[Records]

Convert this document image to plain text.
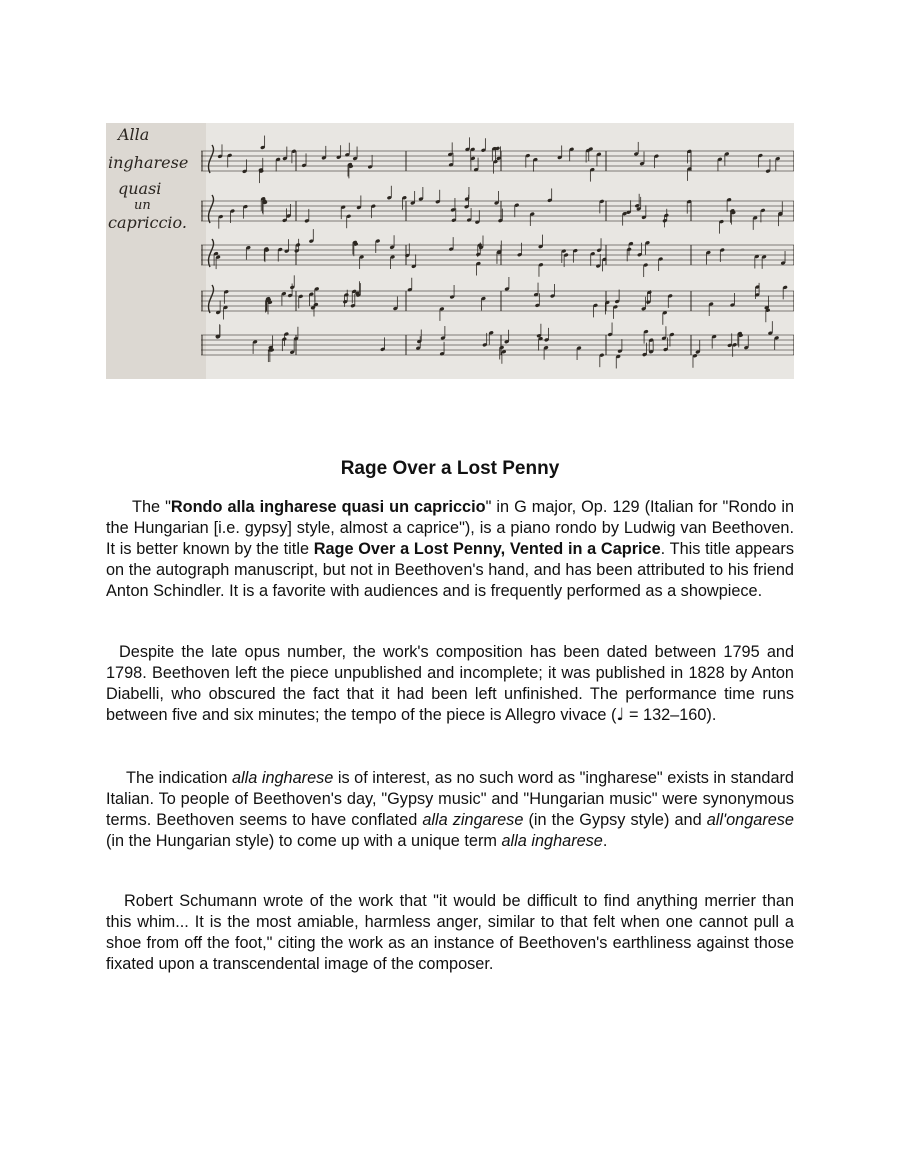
Alla
ingharese
quasi
un
capriccio.
Rage Over a Lost Penny

The "Rondo alla ingharese quasi un capriccio" in G major, Op. 129 (Italian for "Rondo in the Hungarian [i.e. gypsy] style, almost a caprice"), is a piano rondo by Ludwig van Beethoven. It is better known by the title Rage Over a Lost Penny, Vented in a Caprice. This title appears on the autograph manuscript, but not in Beethoven's hand, and has been attributed to his friend Anton Schindler. It is a favorite with audiences and is frequently performed as a showpiece.

Despite the late opus number, the work's composition has been dated between 1795 and 1798. Beethoven left the piece unpublished and incomplete; it was published in 1828 by Anton Diabelli, who obscured the fact that it had been left unfinished. The performance time runs between five and six minutes; the tempo of the piece is Allegro vivace (♩ = 132–160).

The indication alla ingharese is of interest, as no such word as "ingharese" exists in standard Italian. To people of Beethoven's day, "Gypsy music" and "Hungarian music" were synonymous terms. Beethoven seems to have conflated alla zingarese (in the Gypsy style) and all'ongarese (in the Hungarian style) to come up with a unique term alla ingharese.

Robert Schumann wrote of the work that "it would be difficult to find anything merrier than this whim... It is the most amiable, harmless anger, similar to that felt when one cannot pull a shoe from off the foot," citing the work as an instance of Beethoven's earthliness against those fixated upon a transcendental image of the composer.
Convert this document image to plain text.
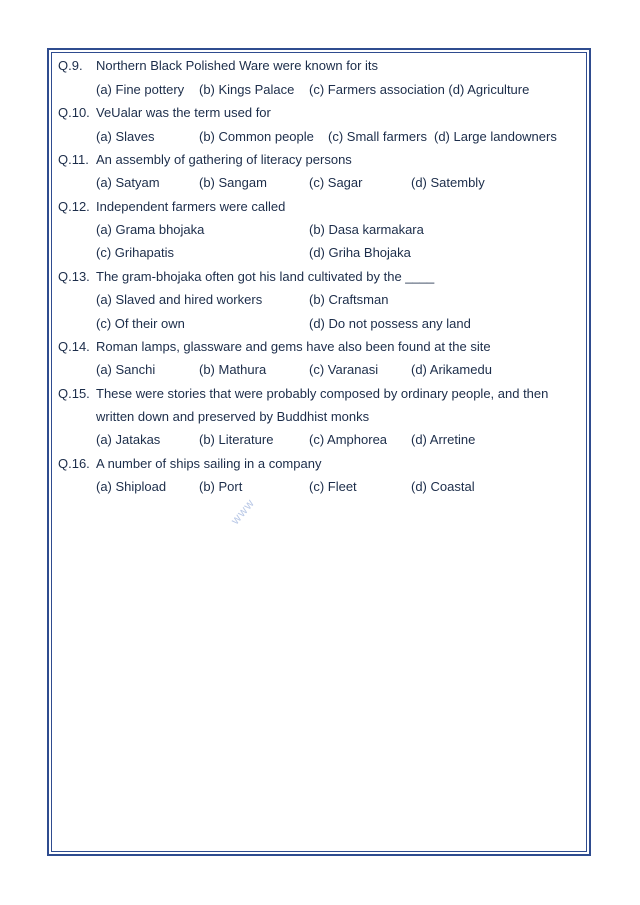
Q.9. Northern Black Polished Ware were known for its
(a) Fine pottery (b) Kings Palace (c) Farmers association (d) Agriculture
Q.10. VeUalar was the term used for
(a) Slaves	(b) Common people (c) Small farmers (d) Large landowners
Q.11. An assembly of gathering of literacy persons
(a) Satyam	(b) Sangam	(c) Sagar	(d) Satembly
Q.12. Independent farmers were called
(a) Grama bhojaka	(b) Dasa karmakara
(c) Grihapatis	(d) Griha Bhojaka
Q.13. The gram-bhojaka often got his land cultivated by the ____
(a) Slaved and hired workers	(b) Craftsman
(c) Of their own	(d) Do not possess any land
Q.14. Roman lamps, glassware and gems have also been found at the site
(a) Sanchi	(b) Mathura	(c) Varanasi	(d) Arikamedu
Q.15. These were stories that were probably composed by ordinary people, and then
written down and preserved by Buddhist monks
(a) Jatakas	(b) Literature	(c) Amphorea (d) Arretine
Q.16. A number of ships sailing in a company
(a) Shipload	(b) Port	(c) Fleet	(d) Coastal
www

The exercise -
Among the lines above, how many contain the string "quasi"? State the number alone.

Result for this exercise -
2